## WHAT IS BEING ASKED
Find the lines holding "name" and copy them.

## Figure data in JSON
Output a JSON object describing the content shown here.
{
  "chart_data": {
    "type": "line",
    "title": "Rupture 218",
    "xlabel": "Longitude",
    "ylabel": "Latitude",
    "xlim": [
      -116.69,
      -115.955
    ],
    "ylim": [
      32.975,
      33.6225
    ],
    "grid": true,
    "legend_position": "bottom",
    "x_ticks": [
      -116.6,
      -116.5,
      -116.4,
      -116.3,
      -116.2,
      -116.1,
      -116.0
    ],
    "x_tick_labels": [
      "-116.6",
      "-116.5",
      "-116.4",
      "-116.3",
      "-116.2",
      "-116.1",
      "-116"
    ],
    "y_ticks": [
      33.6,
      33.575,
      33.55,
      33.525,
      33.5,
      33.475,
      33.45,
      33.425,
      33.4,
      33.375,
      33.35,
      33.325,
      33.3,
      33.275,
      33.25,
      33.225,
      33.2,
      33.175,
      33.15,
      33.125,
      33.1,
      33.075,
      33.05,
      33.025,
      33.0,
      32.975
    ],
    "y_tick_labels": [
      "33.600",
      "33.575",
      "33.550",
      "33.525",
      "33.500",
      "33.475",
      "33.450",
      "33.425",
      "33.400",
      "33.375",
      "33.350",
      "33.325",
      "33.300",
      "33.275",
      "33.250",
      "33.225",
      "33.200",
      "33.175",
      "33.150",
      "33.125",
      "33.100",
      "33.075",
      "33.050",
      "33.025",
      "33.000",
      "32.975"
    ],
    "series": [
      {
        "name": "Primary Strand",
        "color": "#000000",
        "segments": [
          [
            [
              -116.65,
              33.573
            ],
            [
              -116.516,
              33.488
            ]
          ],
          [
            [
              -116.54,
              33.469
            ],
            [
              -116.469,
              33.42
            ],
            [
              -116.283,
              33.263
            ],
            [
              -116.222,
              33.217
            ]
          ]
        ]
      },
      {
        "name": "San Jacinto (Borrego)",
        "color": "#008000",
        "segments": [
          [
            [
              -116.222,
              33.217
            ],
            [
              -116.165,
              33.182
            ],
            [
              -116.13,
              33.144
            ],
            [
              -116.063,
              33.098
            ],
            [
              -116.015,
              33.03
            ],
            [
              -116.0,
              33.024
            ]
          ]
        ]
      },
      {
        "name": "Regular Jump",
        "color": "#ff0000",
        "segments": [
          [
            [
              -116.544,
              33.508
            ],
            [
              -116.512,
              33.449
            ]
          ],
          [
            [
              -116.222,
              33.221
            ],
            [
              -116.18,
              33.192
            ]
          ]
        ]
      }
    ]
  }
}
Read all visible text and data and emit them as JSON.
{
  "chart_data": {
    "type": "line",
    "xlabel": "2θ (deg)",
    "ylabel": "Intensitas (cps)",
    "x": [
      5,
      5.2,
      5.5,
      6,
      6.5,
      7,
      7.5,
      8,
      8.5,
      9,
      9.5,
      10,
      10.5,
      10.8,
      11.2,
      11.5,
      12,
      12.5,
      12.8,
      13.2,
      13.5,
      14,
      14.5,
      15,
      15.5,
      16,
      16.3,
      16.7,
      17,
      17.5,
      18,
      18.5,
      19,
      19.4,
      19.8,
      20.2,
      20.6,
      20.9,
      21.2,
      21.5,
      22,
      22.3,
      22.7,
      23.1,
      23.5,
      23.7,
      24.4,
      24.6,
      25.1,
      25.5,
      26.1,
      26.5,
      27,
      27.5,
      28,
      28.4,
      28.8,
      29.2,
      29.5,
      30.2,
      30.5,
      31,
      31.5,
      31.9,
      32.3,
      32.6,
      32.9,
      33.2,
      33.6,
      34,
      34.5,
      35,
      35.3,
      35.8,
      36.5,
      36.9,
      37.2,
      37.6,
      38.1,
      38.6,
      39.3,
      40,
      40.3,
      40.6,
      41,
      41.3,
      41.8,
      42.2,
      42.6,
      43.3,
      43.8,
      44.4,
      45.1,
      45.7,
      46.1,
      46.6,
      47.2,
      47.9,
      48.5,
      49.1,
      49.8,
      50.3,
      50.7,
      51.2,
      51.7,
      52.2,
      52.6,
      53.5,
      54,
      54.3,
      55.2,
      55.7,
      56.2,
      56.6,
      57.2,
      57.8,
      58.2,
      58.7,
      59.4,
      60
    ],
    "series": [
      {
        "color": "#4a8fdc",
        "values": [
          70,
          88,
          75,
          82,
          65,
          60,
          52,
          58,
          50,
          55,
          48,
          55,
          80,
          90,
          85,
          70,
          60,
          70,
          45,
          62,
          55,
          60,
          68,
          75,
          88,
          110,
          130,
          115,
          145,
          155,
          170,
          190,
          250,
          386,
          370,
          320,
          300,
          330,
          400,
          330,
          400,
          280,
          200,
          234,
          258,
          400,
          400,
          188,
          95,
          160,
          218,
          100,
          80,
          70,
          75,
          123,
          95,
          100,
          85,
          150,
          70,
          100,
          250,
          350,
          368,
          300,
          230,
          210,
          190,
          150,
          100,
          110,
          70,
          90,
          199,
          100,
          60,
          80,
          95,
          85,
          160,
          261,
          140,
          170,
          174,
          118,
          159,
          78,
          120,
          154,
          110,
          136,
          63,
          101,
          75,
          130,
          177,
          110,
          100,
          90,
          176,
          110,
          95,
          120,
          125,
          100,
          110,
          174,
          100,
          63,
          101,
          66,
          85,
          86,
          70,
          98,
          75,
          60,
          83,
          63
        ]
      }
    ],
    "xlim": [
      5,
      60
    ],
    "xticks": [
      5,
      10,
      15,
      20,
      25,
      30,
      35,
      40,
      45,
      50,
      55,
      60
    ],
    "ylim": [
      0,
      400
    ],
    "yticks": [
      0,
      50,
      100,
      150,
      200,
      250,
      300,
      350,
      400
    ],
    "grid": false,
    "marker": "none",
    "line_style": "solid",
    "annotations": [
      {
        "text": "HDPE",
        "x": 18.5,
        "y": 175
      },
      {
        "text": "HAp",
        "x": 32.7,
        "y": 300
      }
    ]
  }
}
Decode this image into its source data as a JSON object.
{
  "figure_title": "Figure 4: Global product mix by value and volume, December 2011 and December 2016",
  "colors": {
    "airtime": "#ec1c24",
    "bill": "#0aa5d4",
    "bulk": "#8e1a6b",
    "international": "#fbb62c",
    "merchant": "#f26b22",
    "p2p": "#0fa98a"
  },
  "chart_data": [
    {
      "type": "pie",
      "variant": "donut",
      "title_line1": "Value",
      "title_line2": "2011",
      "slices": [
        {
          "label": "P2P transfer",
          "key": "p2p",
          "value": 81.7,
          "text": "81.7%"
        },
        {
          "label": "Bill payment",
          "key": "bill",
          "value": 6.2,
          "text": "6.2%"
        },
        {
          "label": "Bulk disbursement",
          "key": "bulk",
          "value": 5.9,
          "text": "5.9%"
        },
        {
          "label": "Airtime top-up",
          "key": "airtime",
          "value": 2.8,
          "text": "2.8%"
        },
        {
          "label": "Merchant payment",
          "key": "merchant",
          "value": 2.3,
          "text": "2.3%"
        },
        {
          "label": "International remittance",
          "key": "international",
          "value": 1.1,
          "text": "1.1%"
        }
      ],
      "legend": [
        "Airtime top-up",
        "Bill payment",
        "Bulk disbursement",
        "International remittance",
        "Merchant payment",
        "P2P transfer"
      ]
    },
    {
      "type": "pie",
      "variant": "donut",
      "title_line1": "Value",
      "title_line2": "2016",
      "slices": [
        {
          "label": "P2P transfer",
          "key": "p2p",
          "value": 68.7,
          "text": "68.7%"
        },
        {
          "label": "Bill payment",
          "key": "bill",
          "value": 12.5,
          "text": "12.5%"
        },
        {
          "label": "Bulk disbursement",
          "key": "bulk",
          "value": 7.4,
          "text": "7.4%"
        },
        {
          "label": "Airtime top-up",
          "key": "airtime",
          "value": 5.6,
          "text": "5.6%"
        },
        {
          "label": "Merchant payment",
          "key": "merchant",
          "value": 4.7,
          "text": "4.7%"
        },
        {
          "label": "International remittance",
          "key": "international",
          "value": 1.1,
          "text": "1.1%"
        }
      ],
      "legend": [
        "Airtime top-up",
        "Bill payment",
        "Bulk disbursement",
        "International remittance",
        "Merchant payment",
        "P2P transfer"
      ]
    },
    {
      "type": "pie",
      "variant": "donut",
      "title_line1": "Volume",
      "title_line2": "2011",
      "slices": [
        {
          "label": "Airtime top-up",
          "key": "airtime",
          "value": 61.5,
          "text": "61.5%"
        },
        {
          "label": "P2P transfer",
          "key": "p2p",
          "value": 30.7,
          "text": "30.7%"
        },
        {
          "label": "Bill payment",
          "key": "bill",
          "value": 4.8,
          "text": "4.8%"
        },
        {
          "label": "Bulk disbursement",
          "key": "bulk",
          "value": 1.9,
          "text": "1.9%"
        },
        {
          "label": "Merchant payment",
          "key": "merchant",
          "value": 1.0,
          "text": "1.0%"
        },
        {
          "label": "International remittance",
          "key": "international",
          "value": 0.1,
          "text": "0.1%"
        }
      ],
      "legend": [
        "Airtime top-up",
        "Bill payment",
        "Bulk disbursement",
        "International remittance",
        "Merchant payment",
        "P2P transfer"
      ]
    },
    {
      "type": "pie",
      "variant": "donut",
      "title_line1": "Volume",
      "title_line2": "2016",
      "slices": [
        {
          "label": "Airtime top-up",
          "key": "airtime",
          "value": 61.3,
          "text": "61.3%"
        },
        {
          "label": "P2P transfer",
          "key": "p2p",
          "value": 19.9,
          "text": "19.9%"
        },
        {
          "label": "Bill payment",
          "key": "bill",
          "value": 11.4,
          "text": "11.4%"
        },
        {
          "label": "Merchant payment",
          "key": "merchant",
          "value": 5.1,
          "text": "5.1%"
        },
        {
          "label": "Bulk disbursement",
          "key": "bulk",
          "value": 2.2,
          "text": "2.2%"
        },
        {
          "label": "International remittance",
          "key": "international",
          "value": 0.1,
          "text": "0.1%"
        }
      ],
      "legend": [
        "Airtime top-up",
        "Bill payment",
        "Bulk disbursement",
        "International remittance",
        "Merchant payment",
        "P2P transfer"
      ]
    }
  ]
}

## RESPONSE TO THIS EXERCISE
        "name": "Primary Strand",
        "name": "San Jacinto (Borrego)",
        "name": "Regular Jump",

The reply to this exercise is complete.